Copy out lines with the word "content" from the material that follows.

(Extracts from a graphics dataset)

▬▬▬▬▬▬▬▬▬▬

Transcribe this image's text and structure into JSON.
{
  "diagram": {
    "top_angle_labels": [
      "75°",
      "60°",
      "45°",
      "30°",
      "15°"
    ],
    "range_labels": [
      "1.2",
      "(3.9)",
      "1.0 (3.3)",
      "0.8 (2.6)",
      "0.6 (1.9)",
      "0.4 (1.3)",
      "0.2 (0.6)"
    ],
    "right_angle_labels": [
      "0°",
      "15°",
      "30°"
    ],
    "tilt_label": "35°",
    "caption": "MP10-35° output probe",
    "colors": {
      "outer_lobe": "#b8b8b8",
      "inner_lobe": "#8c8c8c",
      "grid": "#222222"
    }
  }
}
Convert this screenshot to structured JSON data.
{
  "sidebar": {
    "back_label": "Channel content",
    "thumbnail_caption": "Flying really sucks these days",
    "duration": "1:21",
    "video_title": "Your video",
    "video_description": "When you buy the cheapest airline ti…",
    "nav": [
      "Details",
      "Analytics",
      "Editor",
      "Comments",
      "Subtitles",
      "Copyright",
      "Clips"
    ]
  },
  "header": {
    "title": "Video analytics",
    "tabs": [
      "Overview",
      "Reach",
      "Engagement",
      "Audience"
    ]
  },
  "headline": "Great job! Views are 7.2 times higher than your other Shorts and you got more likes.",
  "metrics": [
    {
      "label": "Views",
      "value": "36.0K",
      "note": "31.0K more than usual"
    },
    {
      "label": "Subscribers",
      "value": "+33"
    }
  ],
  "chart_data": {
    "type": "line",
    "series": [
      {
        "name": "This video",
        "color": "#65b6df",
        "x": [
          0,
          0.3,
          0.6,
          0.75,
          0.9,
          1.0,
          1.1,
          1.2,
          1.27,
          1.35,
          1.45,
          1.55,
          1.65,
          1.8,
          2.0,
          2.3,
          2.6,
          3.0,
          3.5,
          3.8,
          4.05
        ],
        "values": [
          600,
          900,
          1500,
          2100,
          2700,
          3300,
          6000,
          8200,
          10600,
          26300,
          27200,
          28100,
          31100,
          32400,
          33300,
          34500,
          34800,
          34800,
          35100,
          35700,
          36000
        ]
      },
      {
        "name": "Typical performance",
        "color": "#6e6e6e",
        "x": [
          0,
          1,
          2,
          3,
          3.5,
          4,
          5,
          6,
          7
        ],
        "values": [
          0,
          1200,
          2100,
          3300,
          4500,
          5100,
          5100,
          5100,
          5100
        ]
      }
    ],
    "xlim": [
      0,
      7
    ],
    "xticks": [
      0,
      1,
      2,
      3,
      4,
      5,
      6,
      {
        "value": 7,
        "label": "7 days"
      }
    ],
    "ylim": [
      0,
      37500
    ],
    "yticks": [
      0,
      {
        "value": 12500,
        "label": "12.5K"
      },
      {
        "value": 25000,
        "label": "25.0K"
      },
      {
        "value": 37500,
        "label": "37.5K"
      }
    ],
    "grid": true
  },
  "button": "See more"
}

▬▬▬▬▬▬▬▬▬▬

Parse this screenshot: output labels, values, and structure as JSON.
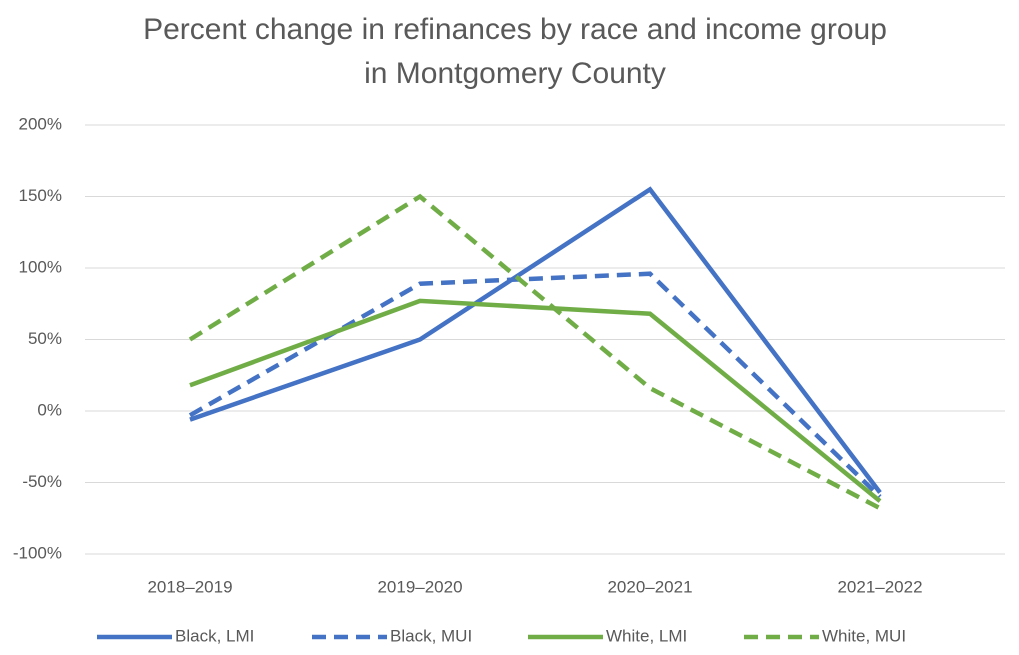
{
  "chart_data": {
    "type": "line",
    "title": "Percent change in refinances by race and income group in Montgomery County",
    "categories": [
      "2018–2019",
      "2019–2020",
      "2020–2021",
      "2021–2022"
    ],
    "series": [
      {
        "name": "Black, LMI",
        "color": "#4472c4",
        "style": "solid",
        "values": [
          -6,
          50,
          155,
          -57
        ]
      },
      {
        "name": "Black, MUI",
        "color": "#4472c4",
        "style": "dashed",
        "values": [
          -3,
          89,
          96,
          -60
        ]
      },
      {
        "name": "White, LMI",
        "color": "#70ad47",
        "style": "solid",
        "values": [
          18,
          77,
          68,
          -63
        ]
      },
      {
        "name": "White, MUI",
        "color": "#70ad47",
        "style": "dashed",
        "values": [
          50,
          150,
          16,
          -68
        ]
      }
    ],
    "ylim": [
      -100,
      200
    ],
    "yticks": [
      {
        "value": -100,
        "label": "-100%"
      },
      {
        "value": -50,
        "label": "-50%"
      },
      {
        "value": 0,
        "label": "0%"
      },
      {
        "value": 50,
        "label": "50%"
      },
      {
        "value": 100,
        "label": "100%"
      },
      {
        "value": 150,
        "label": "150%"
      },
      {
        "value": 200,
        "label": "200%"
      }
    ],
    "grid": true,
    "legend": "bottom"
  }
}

▬▬▬▬▬▬▬▬▬▬

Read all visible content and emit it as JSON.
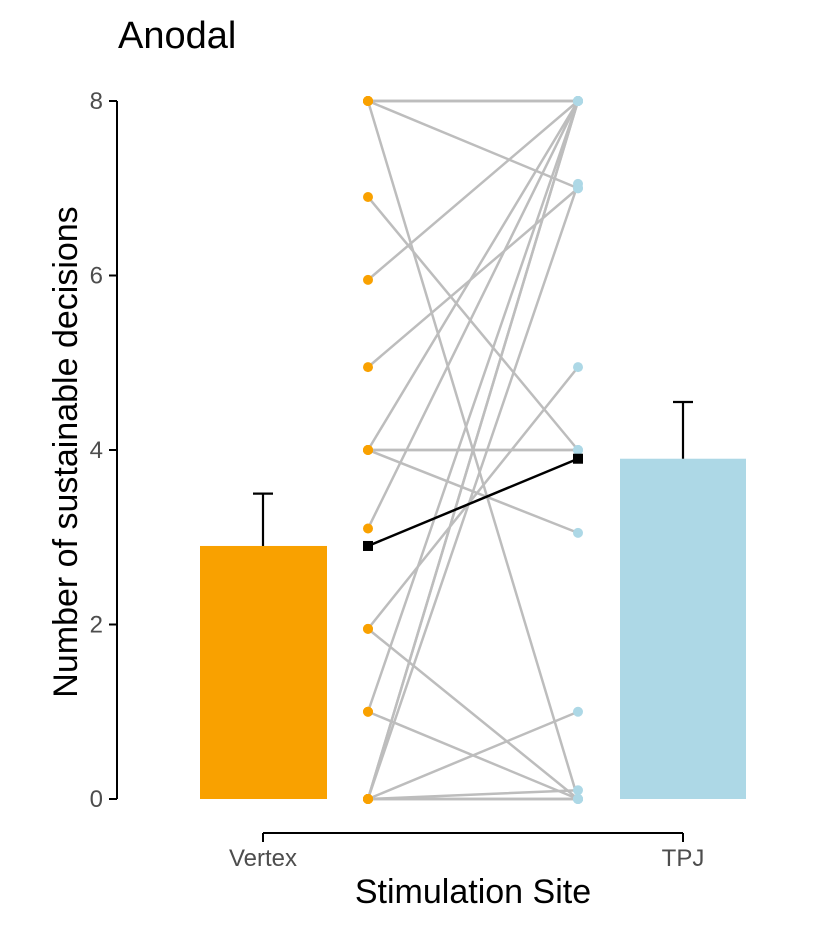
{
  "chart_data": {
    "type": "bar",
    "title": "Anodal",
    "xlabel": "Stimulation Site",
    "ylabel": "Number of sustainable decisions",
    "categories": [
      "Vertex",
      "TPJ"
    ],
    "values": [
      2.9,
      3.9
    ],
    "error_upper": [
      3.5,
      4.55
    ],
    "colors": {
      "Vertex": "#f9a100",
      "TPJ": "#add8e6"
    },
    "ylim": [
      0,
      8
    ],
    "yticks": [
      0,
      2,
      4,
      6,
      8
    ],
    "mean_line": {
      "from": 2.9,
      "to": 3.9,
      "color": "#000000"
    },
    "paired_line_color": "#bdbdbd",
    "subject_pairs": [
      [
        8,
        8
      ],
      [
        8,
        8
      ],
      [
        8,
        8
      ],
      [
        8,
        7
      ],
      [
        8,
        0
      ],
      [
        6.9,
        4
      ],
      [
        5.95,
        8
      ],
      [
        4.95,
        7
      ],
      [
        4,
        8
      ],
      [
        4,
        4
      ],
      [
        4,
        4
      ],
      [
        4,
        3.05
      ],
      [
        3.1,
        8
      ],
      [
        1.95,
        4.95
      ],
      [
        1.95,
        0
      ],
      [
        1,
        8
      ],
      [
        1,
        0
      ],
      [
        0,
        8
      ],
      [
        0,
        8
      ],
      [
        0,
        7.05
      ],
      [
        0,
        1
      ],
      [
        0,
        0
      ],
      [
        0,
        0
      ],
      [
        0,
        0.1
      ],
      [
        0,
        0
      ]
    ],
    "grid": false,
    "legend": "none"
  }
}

▬▬▬▬▬▬▬▬▬▬

**THE OUTPUT**
    "back_label": "Channel content",
Read all visible content and emit it as JSON.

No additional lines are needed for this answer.